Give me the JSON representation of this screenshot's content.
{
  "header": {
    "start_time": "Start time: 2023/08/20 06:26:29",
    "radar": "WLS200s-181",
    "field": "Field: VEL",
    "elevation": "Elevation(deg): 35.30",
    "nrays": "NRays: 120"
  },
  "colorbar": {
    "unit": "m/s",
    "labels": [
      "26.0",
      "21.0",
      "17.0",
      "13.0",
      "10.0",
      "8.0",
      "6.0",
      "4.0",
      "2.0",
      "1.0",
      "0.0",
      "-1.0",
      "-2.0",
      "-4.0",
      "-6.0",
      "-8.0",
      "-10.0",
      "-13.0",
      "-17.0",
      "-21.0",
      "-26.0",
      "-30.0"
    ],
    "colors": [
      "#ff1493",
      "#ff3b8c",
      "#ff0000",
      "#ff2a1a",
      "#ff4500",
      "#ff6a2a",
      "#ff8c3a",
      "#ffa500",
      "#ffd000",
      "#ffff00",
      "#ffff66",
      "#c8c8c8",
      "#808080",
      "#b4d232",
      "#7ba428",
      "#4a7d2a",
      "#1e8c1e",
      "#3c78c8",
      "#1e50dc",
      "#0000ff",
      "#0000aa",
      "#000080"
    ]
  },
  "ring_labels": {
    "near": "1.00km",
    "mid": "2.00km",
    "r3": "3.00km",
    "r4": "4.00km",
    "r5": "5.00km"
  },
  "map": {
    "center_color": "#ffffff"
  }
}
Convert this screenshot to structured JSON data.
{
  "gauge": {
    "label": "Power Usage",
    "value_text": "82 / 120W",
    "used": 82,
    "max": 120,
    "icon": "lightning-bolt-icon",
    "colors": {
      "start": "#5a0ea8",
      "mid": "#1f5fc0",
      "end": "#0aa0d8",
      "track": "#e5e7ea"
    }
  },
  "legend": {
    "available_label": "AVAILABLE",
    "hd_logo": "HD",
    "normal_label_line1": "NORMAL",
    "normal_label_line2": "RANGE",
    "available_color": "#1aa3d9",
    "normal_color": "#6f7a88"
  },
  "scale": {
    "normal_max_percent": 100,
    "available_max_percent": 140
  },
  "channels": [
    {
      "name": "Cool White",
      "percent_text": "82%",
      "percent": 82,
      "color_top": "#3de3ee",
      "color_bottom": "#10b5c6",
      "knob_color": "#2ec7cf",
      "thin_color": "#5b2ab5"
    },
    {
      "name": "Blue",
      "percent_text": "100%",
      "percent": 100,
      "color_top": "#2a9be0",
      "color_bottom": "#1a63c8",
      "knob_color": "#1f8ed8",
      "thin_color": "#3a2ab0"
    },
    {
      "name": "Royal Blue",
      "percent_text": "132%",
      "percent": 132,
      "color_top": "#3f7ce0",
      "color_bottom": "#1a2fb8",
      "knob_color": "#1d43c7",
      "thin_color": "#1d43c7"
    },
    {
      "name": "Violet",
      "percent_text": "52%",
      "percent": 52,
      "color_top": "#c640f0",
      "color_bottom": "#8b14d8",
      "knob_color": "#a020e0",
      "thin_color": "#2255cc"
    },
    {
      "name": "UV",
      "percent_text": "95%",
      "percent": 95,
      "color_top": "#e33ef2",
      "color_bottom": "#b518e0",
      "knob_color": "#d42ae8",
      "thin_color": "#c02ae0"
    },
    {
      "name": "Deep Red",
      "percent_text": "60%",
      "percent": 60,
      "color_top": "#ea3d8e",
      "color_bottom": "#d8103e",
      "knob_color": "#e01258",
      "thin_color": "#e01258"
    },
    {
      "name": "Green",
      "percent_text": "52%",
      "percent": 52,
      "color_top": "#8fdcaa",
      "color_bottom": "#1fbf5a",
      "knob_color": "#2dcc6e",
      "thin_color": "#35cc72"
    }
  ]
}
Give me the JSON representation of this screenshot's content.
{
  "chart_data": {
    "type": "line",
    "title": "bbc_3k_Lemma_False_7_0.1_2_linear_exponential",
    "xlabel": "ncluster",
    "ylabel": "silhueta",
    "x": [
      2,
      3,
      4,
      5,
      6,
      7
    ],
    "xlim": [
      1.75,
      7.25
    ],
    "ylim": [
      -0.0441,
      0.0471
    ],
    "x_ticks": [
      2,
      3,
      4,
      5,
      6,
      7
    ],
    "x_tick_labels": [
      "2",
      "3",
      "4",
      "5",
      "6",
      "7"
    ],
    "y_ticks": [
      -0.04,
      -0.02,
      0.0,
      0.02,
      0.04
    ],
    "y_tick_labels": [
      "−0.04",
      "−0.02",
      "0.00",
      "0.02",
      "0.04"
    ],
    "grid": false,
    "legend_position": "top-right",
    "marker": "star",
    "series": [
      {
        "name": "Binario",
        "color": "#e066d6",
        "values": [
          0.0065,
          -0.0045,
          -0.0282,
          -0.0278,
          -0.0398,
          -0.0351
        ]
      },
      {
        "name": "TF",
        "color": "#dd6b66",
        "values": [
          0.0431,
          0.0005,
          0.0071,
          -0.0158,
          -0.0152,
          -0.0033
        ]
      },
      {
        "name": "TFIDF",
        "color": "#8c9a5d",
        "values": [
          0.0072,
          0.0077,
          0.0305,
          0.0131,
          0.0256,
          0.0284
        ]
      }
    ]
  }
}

AIM:
Extract all the material, leaving every line as it is.

TASK OUTPUT:
Give me the JSON representation of this screenshot's content.
{
  "header": {
    "start_time": "Start time: 2023/08/20 06:26:29",
    "radar": "WLS200s-181",
    "field": "Field: VEL",
    "elevation": "Elevation(deg): 35.30",
    "nrays": "NRays: 120"
  },
  "colorbar": {
    "unit": "m/s",
    "labels": [
      "26.0",
      "21.0",
      "17.0",
      "13.0",
      "10.0",
      "8.0",
      "6.0",
      "4.0",
      "2.0",
      "1.0",
      "0.0",
      "-1.0",
      "-2.0",
      "-4.0",
      "-6.0",
      "-8.0",
      "-10.0",
      "-13.0",
      "-17.0",
      "-21.0",
      "-26.0",
      "-30.0"
    ],
    "colors": [
      "#ff1493",
      "#ff3b8c",
      "#ff0000",
      "#ff2a1a",
      "#ff4500",
      "#ff6a2a",
      "#ff8c3a",
      "#ffa500",
      "#ffd000",
      "#ffff00",
      "#ffff66",
      "#c8c8c8",
      "#808080",
      "#b4d232",
      "#7ba428",
      "#4a7d2a",
      "#1e8c1e",
      "#3c78c8",
      "#1e50dc",
      "#0000ff",
      "#0000aa",
      "#000080"
    ]
  },
  "ring_labels": {
    "near": "1.00km",
    "mid": "2.00km",
    "r3": "3.00km",
    "r4": "4.00km",
    "r5": "5.00km"
  },
  "map": {
    "center_color": "#ffffff"
  }
}
Convert this screenshot to structured JSON data.
{
  "gauge": {
    "label": "Power Usage",
    "value_text": "82 / 120W",
    "used": 82,
    "max": 120,
    "icon": "lightning-bolt-icon",
    "colors": {
      "start": "#5a0ea8",
      "mid": "#1f5fc0",
      "end": "#0aa0d8",
      "track": "#e5e7ea"
    }
  },
  "legend": {
    "available_label": "AVAILABLE",
    "hd_logo": "HD",
    "normal_label_line1": "NORMAL",
    "normal_label_line2": "RANGE",
    "available_color": "#1aa3d9",
    "normal_color": "#6f7a88"
  },
  "scale": {
    "normal_max_percent": 100,
    "available_max_percent": 140
  },
  "channels": [
    {
      "name": "Cool White",
      "percent_text": "82%",
      "percent": 82,
      "color_top": "#3de3ee",
      "color_bottom": "#10b5c6",
      "knob_color": "#2ec7cf",
      "thin_color": "#5b2ab5"
    },
    {
      "name": "Blue",
      "percent_text": "100%",
      "percent": 100,
      "color_top": "#2a9be0",
      "color_bottom": "#1a63c8",
      "knob_color": "#1f8ed8",
      "thin_color": "#3a2ab0"
    },
    {
      "name": "Royal Blue",
      "percent_text": "132%",
      "percent": 132,
      "color_top": "#3f7ce0",
      "color_bottom": "#1a2fb8",
      "knob_color": "#1d43c7",
      "thin_color": "#1d43c7"
    },
    {
      "name": "Violet",
      "percent_text": "52%",
      "percent": 52,
      "color_top": "#c640f0",
      "color_bottom": "#8b14d8",
      "knob_color": "#a020e0",
      "thin_color": "#2255cc"
    },
    {
      "name": "UV",
      "percent_text": "95%",
      "percent": 95,
      "color_top": "#e33ef2",
      "color_bottom": "#b518e0",
      "knob_color": "#d42ae8",
      "thin_color": "#c02ae0"
    },
    {
      "name": "Deep Red",
      "percent_text": "60%",
      "percent": 60,
      "color_top": "#ea3d8e",
      "color_bottom": "#d8103e",
      "knob_color": "#e01258",
      "thin_color": "#e01258"
    },
    {
      "name": "Green",
      "percent_text": "52%",
      "percent": 52,
      "color_top": "#8fdcaa",
      "color_bottom": "#1fbf5a",
      "knob_color": "#2dcc6e",
      "thin_color": "#35cc72"
    }
  ]
}
Give me the JSON representation of this screenshot's content.
{
  "chart_data": {
    "type": "line",
    "title": "bbc_3k_Lemma_False_7_0.1_2_linear_exponential",
    "xlabel": "ncluster",
    "ylabel": "silhueta",
    "x": [
      2,
      3,
      4,
      5,
      6,
      7
    ],
    "xlim": [
      1.75,
      7.25
    ],
    "ylim": [
      -0.0441,
      0.0471
    ],
    "x_ticks": [
      2,
      3,
      4,
      5,
      6,
      7
    ],
    "x_tick_labels": [
      "2",
      "3",
      "4",
      "5",
      "6",
      "7"
    ],
    "y_ticks": [
      -0.04,
      -0.02,
      0.0,
      0.02,
      0.04
    ],
    "y_tick_labels": [
      "−0.04",
      "−0.02",
      "0.00",
      "0.02",
      "0.04"
    ],
    "grid": false,
    "legend_position": "top-right",
    "marker": "star",
    "series": [
      {
        "name": "Binario",
        "color": "#e066d6",
        "values": [
          0.0065,
          -0.0045,
          -0.0282,
          -0.0278,
          -0.0398,
          -0.0351
        ]
      },
      {
        "name": "TF",
        "color": "#dd6b66",
        "values": [
          0.0431,
          0.0005,
          0.0071,
          -0.0158,
          -0.0152,
          -0.0033
        ]
      },
      {
        "name": "TFIDF",
        "color": "#8c9a5d",
        "values": [
          0.0072,
          0.0077,
          0.0305,
          0.0131,
          0.0256,
          0.0284
        ]
      }
    ]
  }
}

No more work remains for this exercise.